# Task prompt
Pull out every line below that contains the word "color".
####
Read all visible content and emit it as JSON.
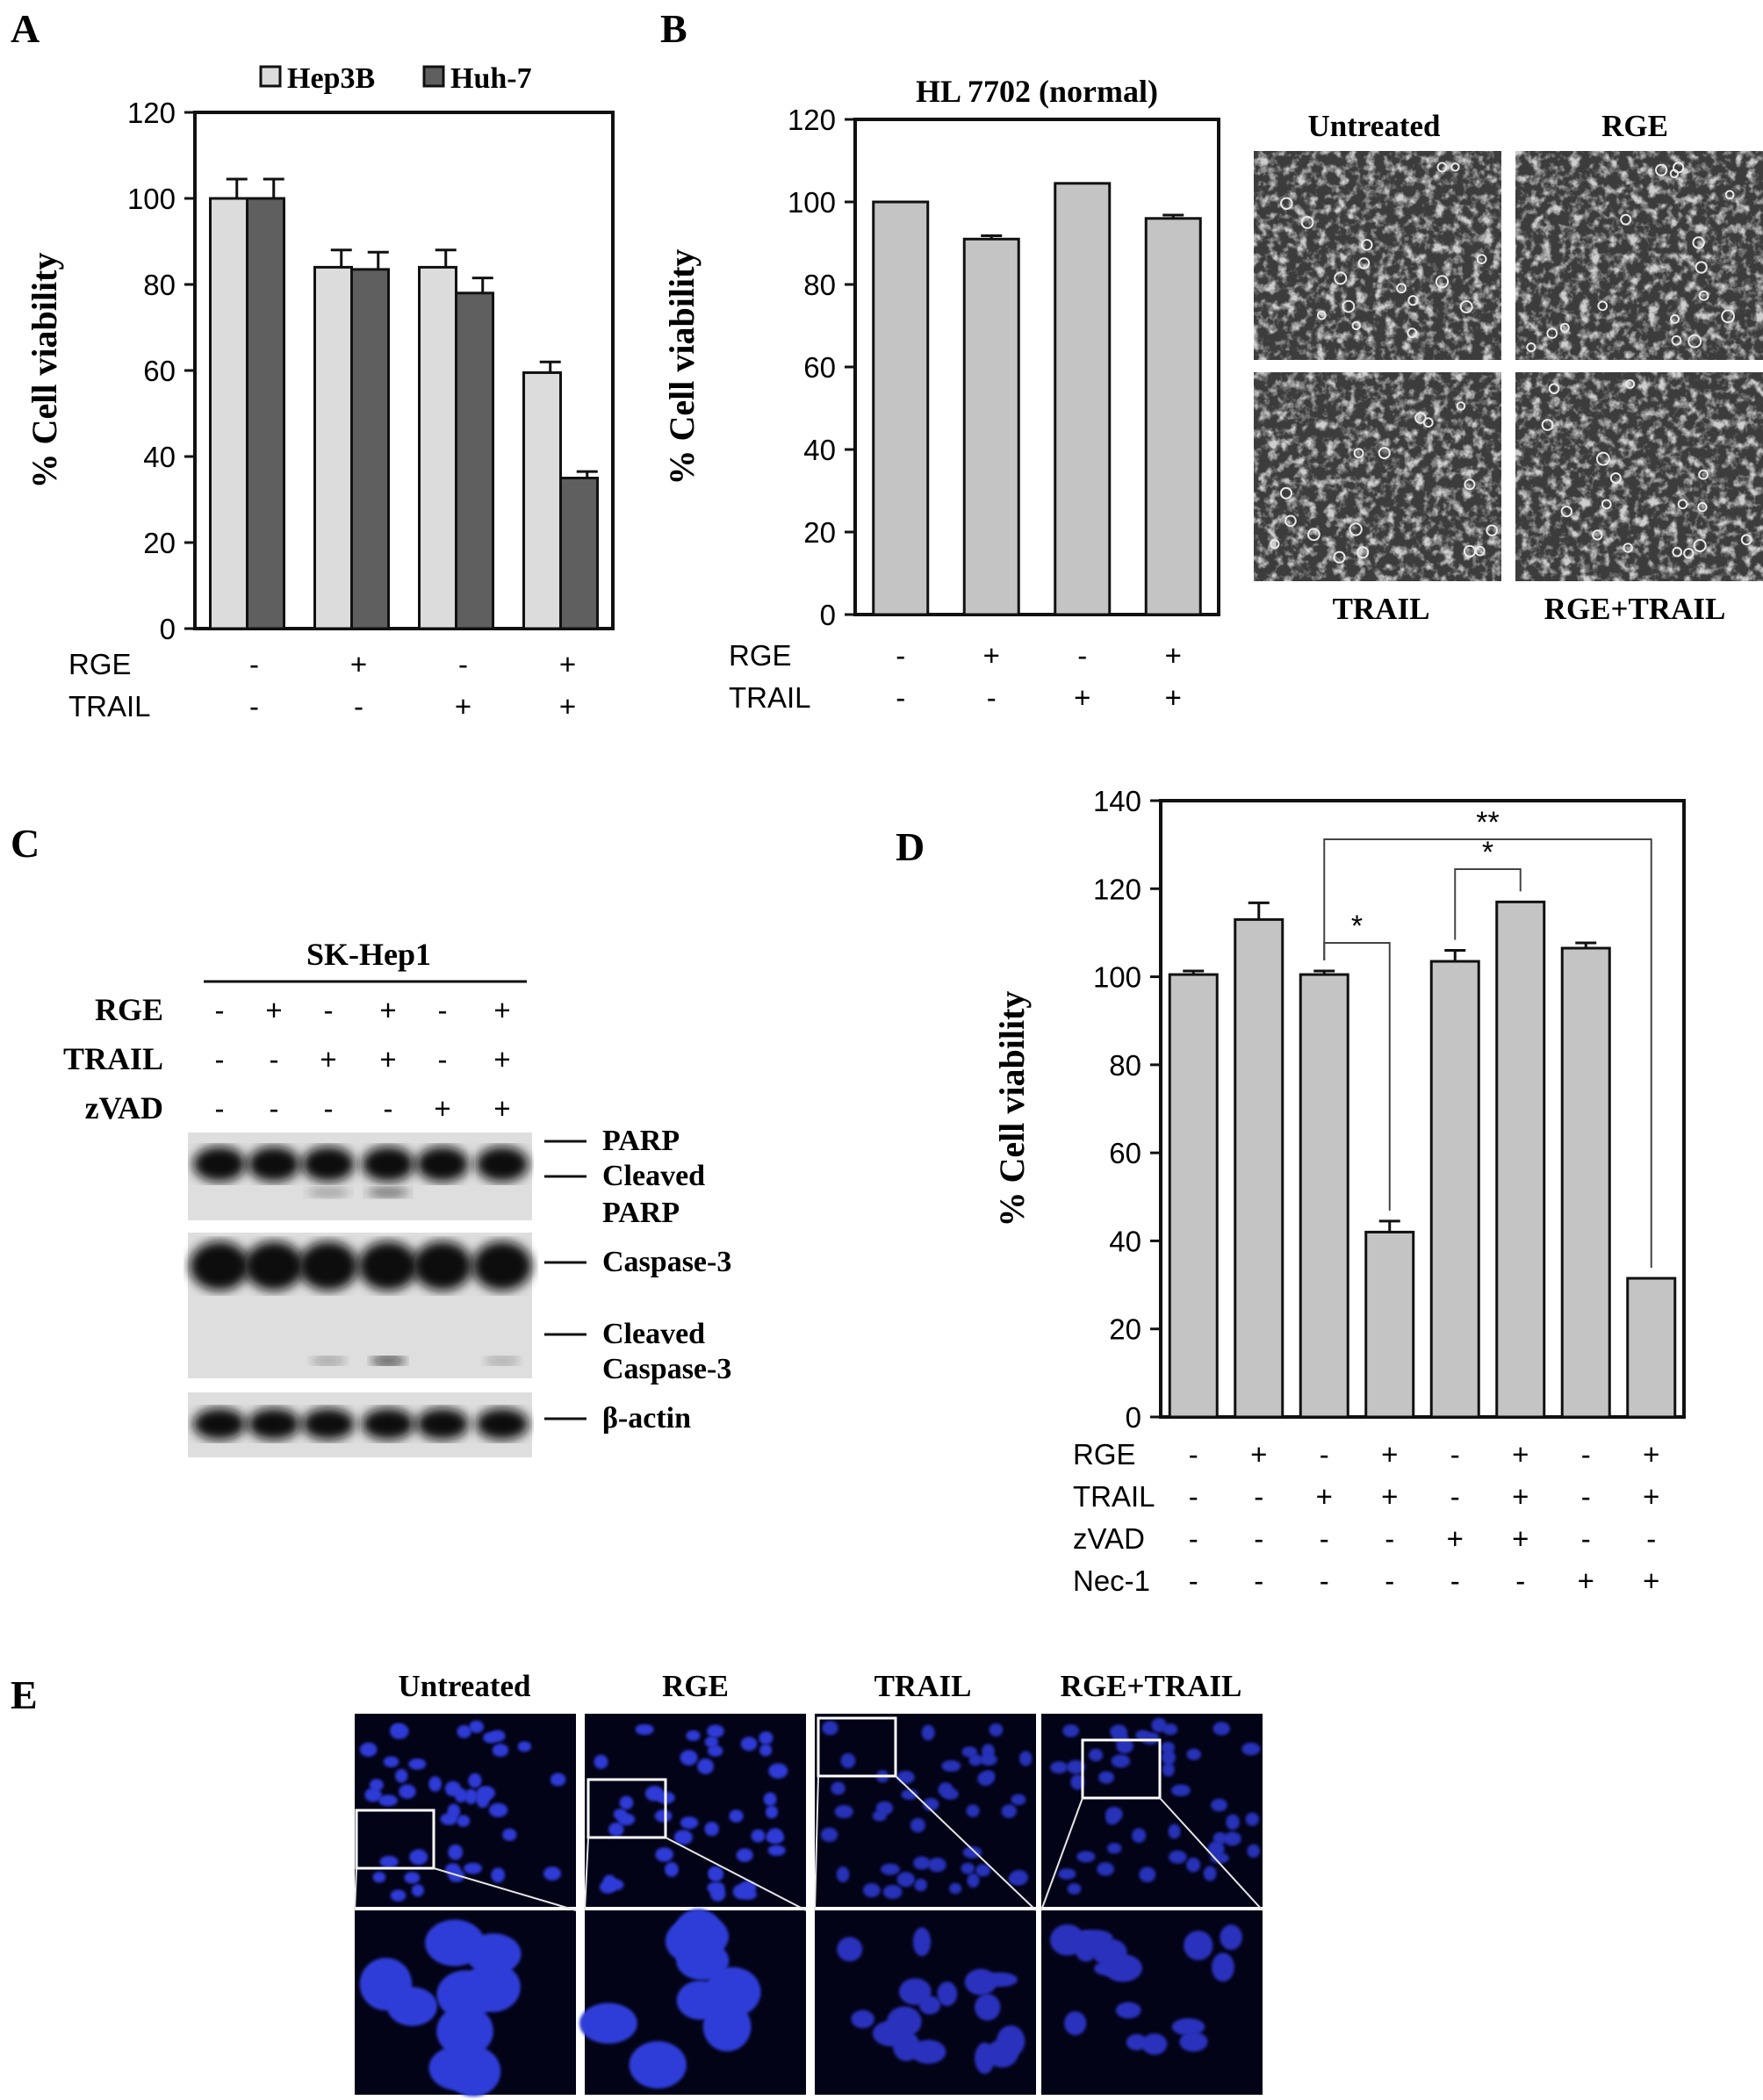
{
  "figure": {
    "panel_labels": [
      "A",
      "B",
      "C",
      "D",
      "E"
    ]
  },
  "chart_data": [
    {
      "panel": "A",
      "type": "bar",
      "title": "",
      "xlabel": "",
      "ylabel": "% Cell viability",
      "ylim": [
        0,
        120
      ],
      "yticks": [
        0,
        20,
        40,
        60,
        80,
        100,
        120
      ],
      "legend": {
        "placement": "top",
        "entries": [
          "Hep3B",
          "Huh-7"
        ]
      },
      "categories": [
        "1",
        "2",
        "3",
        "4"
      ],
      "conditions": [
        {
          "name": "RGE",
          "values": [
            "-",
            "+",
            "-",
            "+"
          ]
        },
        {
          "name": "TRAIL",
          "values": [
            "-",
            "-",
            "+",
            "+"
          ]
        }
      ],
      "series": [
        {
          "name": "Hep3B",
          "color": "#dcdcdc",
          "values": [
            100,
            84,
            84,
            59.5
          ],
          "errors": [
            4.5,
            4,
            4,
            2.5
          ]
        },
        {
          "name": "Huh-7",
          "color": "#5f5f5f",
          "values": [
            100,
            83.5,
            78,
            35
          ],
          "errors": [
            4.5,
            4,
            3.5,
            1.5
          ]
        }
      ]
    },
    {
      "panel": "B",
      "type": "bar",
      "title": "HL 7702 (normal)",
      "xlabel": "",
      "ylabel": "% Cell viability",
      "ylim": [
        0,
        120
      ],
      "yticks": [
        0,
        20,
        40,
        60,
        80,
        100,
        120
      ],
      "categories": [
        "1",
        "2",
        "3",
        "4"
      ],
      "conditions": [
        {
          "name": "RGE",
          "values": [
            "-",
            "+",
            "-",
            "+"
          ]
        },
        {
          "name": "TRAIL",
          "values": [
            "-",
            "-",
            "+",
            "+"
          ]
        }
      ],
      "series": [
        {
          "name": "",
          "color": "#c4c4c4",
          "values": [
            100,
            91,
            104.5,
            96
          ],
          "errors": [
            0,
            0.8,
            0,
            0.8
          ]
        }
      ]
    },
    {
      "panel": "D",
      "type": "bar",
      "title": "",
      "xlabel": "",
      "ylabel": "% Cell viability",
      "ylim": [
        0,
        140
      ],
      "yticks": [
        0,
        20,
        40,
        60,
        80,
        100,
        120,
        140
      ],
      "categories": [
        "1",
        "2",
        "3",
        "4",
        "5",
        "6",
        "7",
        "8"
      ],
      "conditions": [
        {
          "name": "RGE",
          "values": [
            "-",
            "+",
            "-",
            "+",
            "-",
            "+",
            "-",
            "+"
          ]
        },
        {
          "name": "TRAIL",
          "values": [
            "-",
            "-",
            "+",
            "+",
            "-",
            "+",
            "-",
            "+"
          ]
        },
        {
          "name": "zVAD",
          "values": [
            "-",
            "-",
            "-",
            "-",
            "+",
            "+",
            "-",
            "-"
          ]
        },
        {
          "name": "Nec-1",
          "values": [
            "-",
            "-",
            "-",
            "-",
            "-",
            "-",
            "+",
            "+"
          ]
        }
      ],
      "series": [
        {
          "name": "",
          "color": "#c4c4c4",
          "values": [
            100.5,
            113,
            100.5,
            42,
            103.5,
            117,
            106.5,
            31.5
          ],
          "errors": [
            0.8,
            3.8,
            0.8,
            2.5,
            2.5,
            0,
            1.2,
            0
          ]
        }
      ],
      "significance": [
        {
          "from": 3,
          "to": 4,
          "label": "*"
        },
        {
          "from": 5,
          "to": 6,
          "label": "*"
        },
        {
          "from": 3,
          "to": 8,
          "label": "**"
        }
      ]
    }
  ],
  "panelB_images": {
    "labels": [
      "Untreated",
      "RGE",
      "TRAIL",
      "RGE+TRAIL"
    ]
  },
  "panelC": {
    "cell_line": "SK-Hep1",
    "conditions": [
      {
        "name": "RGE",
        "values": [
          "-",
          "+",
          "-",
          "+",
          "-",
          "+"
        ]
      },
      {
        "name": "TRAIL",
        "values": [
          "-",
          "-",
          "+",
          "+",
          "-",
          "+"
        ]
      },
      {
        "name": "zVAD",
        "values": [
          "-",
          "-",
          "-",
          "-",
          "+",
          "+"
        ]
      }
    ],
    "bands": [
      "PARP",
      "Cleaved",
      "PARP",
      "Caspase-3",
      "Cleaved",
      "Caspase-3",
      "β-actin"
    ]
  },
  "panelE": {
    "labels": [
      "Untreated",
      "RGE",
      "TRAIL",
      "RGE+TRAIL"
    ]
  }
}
####
# Answer for this exercise
          "color": "#dcdcdc",
          "color": "#5f5f5f",
          "color": "#c4c4c4",
          "color": "#c4c4c4",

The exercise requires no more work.